→ Dataset excerpts

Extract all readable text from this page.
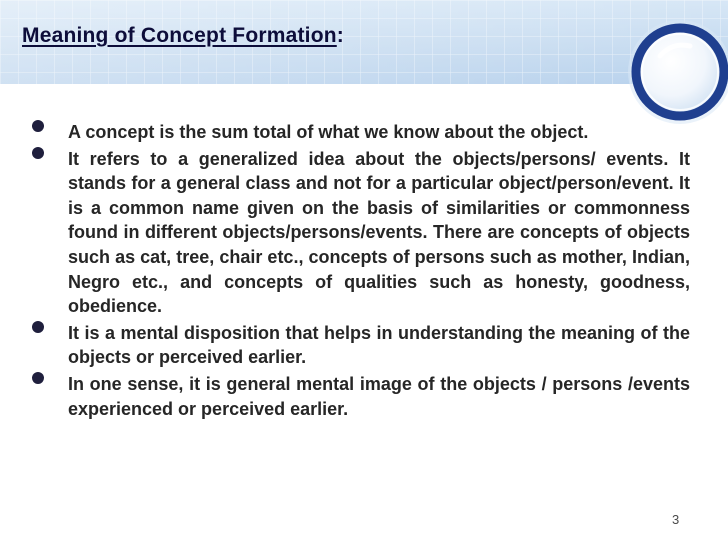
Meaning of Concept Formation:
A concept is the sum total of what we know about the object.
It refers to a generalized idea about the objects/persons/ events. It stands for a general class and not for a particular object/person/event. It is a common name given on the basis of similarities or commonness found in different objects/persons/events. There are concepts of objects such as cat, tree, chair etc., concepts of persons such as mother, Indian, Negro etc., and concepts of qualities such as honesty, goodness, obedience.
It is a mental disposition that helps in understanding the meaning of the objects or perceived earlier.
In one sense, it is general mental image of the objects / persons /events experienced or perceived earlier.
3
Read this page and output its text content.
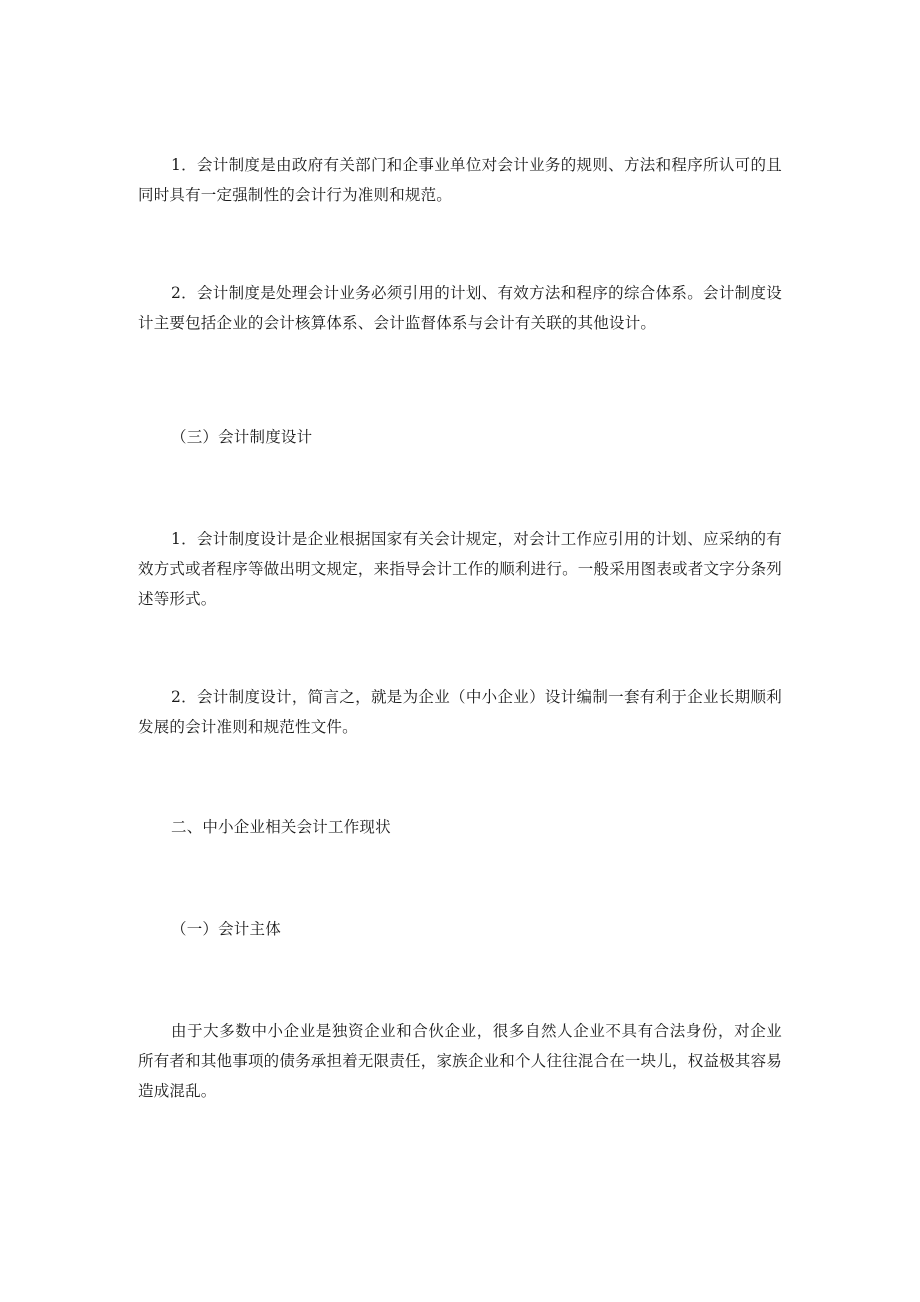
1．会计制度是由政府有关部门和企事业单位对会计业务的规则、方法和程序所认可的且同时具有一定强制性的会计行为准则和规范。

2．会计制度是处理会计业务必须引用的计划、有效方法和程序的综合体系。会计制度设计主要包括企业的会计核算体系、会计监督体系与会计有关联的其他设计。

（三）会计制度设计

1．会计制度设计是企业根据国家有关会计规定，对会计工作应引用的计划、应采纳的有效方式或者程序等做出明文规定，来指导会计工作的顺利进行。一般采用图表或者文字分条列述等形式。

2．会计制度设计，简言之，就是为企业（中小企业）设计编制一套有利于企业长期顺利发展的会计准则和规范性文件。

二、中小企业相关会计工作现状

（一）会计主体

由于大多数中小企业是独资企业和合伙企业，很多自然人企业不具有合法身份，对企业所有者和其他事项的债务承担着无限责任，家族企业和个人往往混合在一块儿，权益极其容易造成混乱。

--

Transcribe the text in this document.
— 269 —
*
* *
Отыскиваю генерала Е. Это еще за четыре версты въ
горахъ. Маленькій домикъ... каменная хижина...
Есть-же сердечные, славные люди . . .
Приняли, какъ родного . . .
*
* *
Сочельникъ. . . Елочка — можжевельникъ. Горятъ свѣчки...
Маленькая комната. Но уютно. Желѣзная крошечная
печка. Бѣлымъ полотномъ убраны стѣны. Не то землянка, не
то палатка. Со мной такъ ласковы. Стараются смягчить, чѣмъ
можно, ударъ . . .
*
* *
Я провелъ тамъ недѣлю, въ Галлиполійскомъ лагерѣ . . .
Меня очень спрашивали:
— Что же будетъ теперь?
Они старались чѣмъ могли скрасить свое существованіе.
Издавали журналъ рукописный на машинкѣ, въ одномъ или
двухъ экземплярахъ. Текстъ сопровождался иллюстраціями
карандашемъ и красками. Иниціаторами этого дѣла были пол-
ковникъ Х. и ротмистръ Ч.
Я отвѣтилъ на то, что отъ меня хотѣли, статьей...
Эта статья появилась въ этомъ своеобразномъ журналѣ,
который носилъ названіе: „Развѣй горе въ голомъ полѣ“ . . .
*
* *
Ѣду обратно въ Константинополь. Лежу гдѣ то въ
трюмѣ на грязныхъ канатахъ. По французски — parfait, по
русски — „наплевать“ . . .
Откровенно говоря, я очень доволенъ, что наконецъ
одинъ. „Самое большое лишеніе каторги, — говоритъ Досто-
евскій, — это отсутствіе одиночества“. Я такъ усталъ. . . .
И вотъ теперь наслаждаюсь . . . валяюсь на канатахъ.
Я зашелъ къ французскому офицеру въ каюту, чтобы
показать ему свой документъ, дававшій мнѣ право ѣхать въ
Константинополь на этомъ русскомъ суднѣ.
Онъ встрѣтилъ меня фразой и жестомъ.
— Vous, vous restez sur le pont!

---

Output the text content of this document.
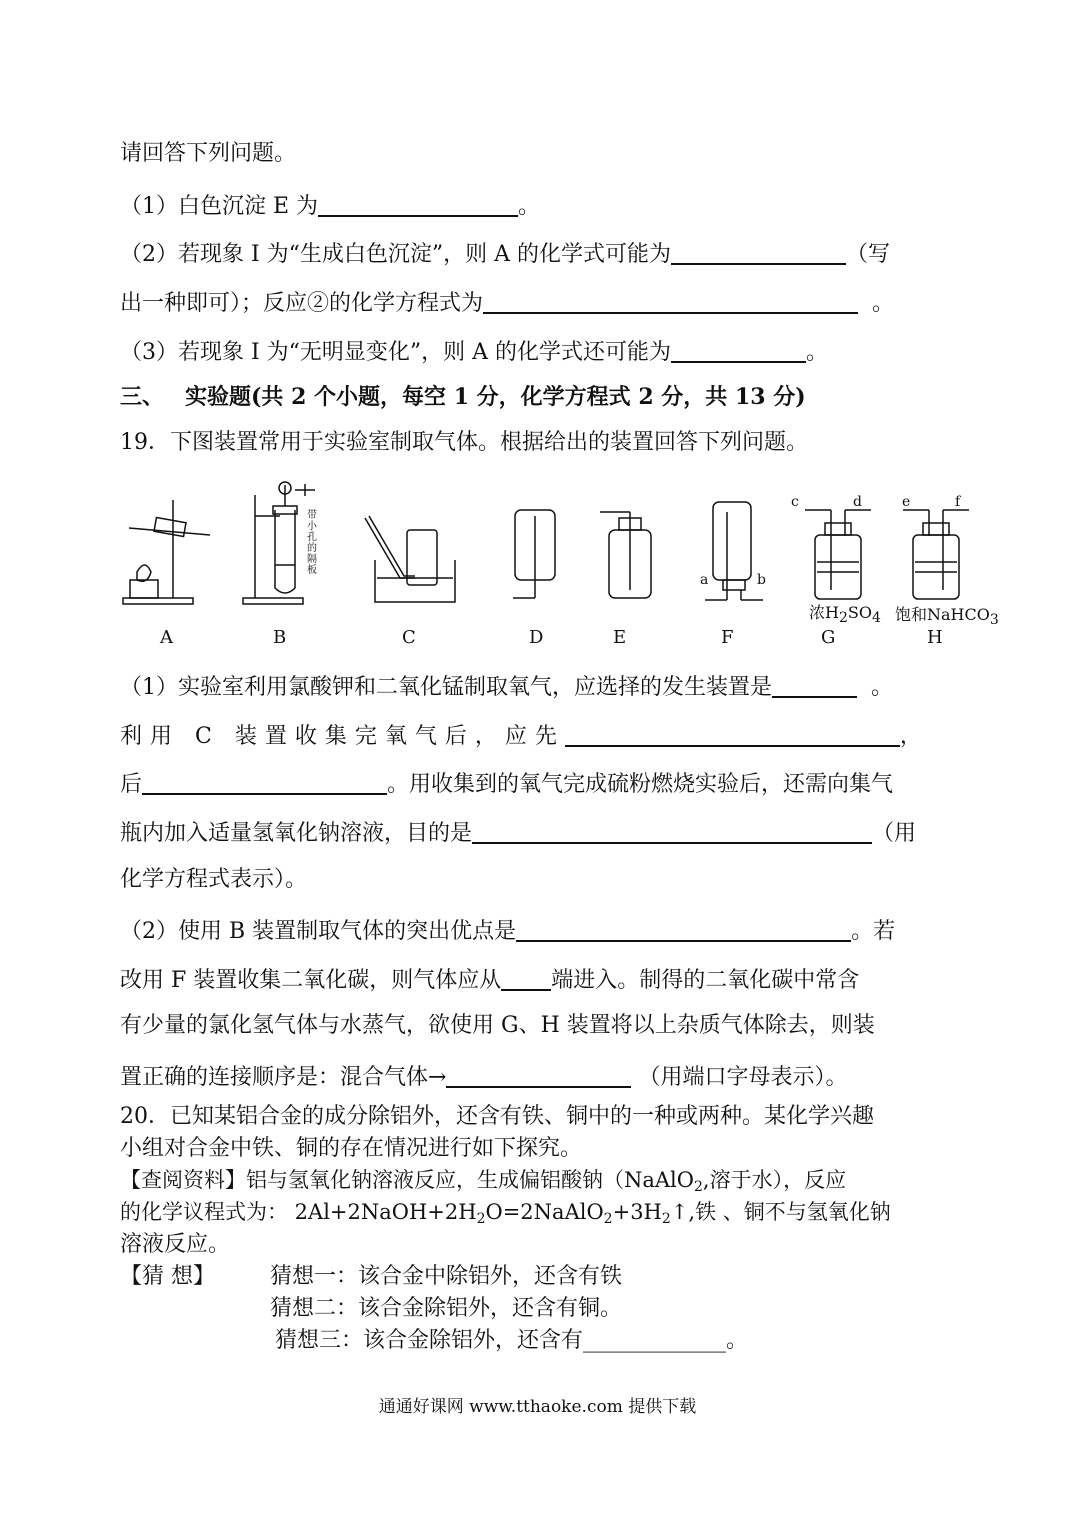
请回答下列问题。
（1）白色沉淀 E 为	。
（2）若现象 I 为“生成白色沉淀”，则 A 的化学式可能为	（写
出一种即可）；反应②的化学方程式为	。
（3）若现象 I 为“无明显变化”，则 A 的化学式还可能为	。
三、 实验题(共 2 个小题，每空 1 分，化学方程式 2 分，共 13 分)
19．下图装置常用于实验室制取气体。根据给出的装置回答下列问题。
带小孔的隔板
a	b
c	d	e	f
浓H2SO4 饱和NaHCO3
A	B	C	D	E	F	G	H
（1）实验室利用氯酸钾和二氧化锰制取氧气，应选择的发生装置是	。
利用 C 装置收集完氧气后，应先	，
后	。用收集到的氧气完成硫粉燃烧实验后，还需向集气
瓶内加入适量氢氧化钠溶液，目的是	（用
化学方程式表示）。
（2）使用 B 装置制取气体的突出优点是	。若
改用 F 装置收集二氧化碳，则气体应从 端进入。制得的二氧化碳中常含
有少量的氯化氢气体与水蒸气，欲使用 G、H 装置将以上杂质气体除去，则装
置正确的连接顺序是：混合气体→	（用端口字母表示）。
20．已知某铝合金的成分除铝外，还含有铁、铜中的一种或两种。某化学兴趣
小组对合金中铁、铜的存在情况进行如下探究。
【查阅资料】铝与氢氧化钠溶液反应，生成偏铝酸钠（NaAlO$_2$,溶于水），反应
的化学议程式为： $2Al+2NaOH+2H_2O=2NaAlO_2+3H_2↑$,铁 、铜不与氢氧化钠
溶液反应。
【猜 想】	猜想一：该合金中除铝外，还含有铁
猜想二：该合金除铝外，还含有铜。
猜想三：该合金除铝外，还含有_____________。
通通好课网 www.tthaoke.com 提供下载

→ Requirement
Report back each line of the entries that holds the string "теперь".

→ The output
— Что же будетъ теперь?
И вотъ теперь наслаждаюсь . . . валяюсь на канатахъ.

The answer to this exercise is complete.